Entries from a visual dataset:
•••••

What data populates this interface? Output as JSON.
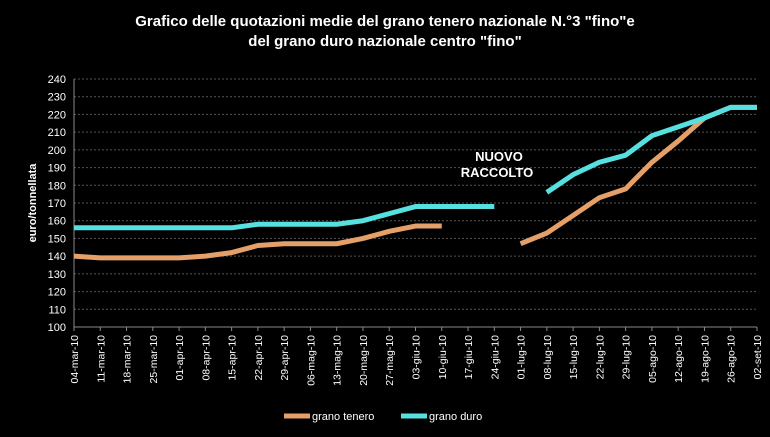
{
  "chart_data": {
    "type": "line",
    "title": [
      "Grafico delle quotazioni medie del grano tenero nazionale N.°3 \"fino\"e",
      "del grano duro nazionale centro \"fino\""
    ],
    "ylabel": "euro/tonnellata",
    "xlabel": "",
    "ylim": [
      100,
      240
    ],
    "yticks": [
      100,
      110,
      120,
      130,
      140,
      150,
      160,
      170,
      180,
      190,
      200,
      210,
      220,
      230,
      240
    ],
    "grid": true,
    "legend_position": "bottom",
    "categories": [
      "04-mar-10",
      "11-mar-10",
      "18-mar-10",
      "25-mar-10",
      "01-apr-10",
      "08-apr-10",
      "15-apr-10",
      "22-apr-10",
      "29-apr-10",
      "06-mag-10",
      "13-mag-10",
      "20-mag-10",
      "27-mag-10",
      "03-giu-10",
      "10-giu-10",
      "17-giu-10",
      "24-giu-10",
      "01-lug-10",
      "08-lug-10",
      "15-lug-10",
      "22-lug-10",
      "29-lug-10",
      "05-ago-10",
      "12-ago-10",
      "19-ago-10",
      "26-ago-10",
      "02-set-10"
    ],
    "series": [
      {
        "name": "grano tenero",
        "color": "#E5A06A",
        "values": [
          140,
          139,
          139,
          139,
          139,
          140,
          142,
          146,
          147,
          147,
          147,
          150,
          154,
          157,
          157,
          null,
          null,
          147,
          153,
          163,
          173,
          178,
          193,
          205,
          218,
          224,
          224
        ]
      },
      {
        "name": "grano duro",
        "color": "#57E0E0",
        "values": [
          156,
          156,
          156,
          156,
          156,
          156,
          156,
          158,
          158,
          158,
          158,
          160,
          164,
          168,
          168,
          168,
          168,
          null,
          176,
          186,
          193,
          197,
          208,
          213,
          218,
          224,
          224
        ]
      }
    ],
    "annotations": [
      {
        "text": [
          "NUOVO",
          "RACCOLTO"
        ]
      }
    ]
  }
}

•••••

Look through the entries and find each line that has the string "duro". Copy those lines.

      "del grano duro nazionale centro \"fino\""
        "name": "grano duro",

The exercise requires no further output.